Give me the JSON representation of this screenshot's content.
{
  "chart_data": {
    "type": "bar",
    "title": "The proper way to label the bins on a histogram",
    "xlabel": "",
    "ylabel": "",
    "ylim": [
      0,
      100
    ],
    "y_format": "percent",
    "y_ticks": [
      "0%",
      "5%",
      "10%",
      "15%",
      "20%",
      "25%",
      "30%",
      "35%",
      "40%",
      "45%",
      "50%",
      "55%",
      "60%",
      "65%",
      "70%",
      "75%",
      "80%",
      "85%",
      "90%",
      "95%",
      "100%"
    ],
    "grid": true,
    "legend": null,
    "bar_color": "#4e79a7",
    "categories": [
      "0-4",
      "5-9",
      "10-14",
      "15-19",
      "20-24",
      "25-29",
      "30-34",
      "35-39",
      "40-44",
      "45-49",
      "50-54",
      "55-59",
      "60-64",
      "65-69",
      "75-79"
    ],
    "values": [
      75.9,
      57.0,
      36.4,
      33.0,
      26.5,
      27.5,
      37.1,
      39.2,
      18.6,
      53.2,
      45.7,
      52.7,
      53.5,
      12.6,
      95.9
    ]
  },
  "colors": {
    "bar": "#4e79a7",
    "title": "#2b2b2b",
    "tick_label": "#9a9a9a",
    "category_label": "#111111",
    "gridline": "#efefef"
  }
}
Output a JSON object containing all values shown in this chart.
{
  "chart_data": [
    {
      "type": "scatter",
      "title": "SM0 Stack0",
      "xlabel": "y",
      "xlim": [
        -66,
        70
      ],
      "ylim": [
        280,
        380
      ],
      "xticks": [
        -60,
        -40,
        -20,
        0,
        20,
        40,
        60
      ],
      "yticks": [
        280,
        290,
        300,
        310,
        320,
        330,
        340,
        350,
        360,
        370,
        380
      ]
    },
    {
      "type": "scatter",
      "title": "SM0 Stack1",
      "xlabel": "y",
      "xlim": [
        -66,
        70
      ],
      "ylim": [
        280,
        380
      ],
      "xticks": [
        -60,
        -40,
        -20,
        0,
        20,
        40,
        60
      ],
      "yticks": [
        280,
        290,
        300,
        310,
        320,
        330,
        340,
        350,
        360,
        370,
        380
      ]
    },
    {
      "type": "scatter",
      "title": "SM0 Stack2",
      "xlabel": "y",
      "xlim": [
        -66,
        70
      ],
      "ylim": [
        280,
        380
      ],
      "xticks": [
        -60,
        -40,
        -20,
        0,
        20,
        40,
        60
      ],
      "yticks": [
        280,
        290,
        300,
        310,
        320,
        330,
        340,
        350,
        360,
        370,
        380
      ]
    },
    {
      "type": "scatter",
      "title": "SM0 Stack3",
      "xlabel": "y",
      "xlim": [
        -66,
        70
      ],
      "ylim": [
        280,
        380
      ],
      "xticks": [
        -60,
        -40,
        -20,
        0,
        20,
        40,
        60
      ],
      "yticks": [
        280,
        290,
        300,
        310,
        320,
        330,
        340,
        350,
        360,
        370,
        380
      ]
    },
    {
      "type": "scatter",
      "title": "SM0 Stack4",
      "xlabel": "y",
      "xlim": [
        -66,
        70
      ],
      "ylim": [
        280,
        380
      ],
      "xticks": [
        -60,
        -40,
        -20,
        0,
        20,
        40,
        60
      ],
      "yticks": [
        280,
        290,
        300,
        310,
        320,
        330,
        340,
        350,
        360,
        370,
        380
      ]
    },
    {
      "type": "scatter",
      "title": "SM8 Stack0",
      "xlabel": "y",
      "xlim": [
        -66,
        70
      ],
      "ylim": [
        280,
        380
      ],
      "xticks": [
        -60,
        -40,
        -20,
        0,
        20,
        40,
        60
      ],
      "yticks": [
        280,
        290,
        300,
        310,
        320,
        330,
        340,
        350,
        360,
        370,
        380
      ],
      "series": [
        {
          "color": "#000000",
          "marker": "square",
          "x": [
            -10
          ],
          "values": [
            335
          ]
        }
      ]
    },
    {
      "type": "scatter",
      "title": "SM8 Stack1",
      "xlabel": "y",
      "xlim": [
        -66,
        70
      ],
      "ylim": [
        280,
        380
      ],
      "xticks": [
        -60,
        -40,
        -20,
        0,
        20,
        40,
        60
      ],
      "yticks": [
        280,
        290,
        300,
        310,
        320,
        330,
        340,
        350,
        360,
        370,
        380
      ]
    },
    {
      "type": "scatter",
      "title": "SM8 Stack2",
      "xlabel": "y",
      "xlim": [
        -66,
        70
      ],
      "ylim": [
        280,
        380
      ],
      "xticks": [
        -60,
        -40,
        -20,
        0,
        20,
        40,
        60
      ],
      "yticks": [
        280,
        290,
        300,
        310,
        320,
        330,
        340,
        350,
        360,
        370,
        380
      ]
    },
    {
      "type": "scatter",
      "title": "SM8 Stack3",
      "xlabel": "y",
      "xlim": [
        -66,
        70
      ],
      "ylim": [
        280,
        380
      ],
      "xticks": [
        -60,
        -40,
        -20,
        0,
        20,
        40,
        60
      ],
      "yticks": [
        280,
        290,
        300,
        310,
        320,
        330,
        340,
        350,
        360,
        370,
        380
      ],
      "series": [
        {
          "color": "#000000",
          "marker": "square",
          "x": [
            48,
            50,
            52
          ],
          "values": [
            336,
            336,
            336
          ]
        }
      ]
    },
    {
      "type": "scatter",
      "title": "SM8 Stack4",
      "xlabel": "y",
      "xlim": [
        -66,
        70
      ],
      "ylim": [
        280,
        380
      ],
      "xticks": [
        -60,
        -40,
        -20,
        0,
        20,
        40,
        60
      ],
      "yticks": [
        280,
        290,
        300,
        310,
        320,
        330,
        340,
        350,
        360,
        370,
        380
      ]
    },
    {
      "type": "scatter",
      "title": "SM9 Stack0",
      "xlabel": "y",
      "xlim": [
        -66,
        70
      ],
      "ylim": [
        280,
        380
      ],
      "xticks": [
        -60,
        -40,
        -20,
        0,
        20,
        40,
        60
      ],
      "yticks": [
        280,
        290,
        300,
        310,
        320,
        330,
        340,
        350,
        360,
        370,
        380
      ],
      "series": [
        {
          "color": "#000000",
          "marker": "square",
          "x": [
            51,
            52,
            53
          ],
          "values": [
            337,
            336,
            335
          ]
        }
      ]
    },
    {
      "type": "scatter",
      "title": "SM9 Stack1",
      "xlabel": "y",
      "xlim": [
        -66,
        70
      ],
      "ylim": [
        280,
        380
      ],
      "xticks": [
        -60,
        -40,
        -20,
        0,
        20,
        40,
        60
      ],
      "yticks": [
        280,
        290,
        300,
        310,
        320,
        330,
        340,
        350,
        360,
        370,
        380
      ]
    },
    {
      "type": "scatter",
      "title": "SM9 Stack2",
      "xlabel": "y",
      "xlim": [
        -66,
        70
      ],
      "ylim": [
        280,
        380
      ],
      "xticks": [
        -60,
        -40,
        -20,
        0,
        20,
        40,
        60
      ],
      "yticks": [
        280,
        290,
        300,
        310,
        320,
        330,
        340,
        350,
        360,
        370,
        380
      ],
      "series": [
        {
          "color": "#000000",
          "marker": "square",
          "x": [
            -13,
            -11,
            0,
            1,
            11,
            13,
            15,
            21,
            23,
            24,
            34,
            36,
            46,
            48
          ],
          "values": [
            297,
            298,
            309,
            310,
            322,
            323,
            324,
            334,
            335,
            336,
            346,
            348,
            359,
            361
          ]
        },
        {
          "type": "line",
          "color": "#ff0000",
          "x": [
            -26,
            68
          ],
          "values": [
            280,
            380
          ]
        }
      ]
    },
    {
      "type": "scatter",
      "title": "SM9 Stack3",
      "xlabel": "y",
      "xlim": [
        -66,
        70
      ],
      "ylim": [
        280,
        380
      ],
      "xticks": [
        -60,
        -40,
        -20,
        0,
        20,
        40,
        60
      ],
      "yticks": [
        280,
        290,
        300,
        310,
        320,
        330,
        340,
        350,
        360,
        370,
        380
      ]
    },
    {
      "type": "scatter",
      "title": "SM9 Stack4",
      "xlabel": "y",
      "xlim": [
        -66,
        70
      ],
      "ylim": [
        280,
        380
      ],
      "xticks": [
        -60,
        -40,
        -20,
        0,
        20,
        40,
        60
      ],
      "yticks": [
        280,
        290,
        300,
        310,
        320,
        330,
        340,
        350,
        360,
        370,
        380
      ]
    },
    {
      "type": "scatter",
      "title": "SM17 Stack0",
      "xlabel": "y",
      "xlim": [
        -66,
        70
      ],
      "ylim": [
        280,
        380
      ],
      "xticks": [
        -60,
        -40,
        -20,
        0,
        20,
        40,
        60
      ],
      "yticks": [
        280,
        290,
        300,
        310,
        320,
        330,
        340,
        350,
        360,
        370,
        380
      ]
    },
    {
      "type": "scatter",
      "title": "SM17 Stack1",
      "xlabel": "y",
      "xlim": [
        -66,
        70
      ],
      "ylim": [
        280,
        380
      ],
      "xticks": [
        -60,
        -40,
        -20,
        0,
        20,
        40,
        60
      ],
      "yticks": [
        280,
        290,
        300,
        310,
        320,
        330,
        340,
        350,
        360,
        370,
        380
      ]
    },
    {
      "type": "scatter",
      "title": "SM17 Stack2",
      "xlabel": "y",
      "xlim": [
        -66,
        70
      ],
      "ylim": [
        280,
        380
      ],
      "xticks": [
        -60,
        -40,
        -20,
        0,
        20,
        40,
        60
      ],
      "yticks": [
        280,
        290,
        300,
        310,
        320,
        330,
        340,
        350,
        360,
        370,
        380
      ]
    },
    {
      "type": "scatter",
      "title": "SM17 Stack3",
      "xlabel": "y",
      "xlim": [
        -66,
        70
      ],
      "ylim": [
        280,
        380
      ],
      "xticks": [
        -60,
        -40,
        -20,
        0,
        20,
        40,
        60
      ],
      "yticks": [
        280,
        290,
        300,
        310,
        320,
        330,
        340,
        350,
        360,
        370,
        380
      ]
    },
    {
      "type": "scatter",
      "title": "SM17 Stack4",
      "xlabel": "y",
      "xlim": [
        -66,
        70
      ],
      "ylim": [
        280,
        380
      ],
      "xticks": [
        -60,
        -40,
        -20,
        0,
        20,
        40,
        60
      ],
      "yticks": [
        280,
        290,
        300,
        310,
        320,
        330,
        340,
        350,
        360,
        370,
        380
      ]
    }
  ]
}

--- Stated problem ---
Look through the entries above and report each line where the string "this" occurs.

--- Exercise result ---
Give me the JSON representation of this screenshot's content.
Output a JSON object containing all values shown in this chart.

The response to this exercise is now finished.